## Requirements
Retype every row below word for word, with the pictures left out of your answer.

## Dataset extract
|---|
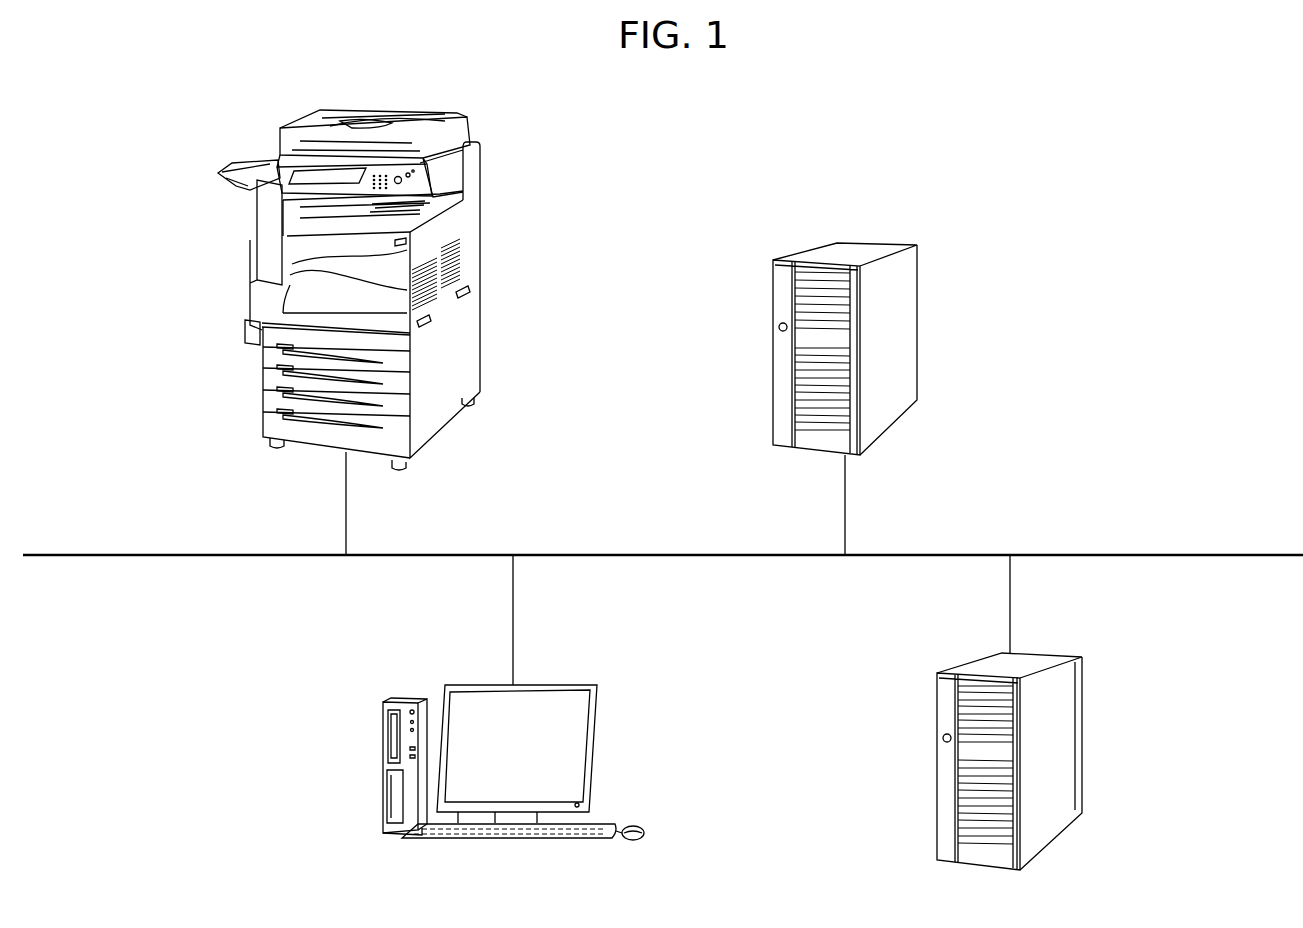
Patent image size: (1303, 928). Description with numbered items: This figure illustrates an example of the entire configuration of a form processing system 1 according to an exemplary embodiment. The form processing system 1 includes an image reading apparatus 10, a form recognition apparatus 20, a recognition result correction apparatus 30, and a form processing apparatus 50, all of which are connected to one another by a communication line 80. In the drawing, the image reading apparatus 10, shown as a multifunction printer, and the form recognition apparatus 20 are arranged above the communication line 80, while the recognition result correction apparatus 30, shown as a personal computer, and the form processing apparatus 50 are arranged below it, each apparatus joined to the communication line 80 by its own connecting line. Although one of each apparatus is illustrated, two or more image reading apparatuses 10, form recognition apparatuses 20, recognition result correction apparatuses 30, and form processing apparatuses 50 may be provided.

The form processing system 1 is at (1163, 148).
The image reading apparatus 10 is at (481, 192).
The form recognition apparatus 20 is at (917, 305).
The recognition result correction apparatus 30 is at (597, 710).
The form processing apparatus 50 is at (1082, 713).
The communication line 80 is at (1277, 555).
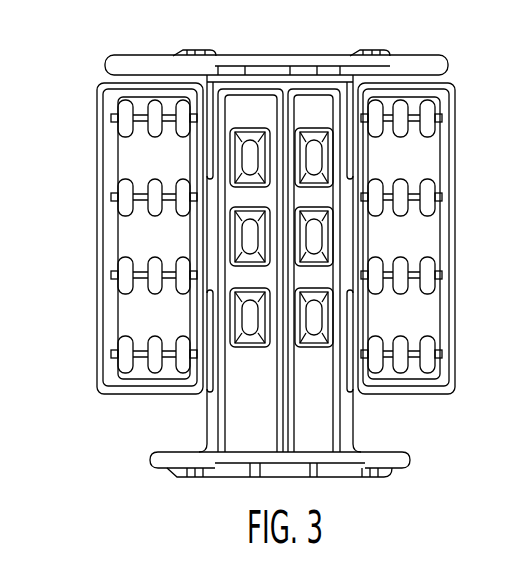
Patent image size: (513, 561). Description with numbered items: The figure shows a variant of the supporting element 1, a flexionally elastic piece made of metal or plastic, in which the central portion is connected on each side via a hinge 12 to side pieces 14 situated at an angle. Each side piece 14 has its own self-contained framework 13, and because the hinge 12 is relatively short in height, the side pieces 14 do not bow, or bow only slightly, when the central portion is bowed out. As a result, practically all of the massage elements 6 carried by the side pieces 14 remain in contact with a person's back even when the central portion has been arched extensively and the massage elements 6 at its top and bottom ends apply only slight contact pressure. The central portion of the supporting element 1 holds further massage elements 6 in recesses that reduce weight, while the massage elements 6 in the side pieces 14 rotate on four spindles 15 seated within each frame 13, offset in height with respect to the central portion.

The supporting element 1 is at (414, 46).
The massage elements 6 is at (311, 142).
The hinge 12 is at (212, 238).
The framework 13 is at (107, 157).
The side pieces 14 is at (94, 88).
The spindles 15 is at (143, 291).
|---|
## Expected output
Patent image size: (1303, 928). Description with numbered items: This figure illustrates an example of the entire configuration of a form processing system 1 according to an exemplary embodiment. The form processing system 1 includes an image reading apparatus 10, a form recognition apparatus 20, a recognition result correction apparatus 30, and a form processing apparatus 50, all of which are connected to one another by a communication line 80. In the drawing, the image reading apparatus 10, shown as a multifunction printer, and the form recognition apparatus 20 are arranged above the communication line 80, while the recognition result correction apparatus 30, shown as a personal computer, and the form processing apparatus 50 are arranged below it, each apparatus joined to the communication line 80 by its own connecting line. Although one of each apparatus is illustrated, two or more image reading apparatuses 10, form recognition apparatuses 20, recognition result correction apparatuses 30, and form processing apparatuses 50 may be provided.

The form processing system 1 is at (1163, 148).
The image reading apparatus 10 is at (481, 192).
The form recognition apparatus 20 is at (917, 305).
The recognition result correction apparatus 30 is at (597, 710).
The form processing apparatus 50 is at (1082, 713).
The communication line 80 is at (1277, 555).
Patent image size: (513, 561). Description with numbered items: The figure shows a variant of the supporting element 1, a flexionally elastic piece made of metal or plastic, in which the central portion is connected on each side via a hinge 12 to side pieces 14 situated at an angle. Each side piece 14 has its own self-contained framework 13, and because the hinge 12 is relatively short in height, the side pieces 14 do not bow, or bow only slightly, when the central portion is bowed out. As a result, practically all of the massage elements 6 carried by the side pieces 14 remain in contact with a person's back even when the central portion has been arched extensively and the massage elements 6 at its top and bottom ends apply only slight contact pressure. The central portion of the supporting element 1 holds further massage elements 6 in recesses that reduce weight, while the massage elements 6 in the side pieces 14 rotate on four spindles 15 seated within each frame 13, offset in height with respect to the central portion.

The supporting element 1 is at (414, 46).
The massage elements 6 is at (311, 142).
The hinge 12 is at (212, 238).
The framework 13 is at (107, 157).
The side pieces 14 is at (94, 88).
The spindles 15 is at (143, 291).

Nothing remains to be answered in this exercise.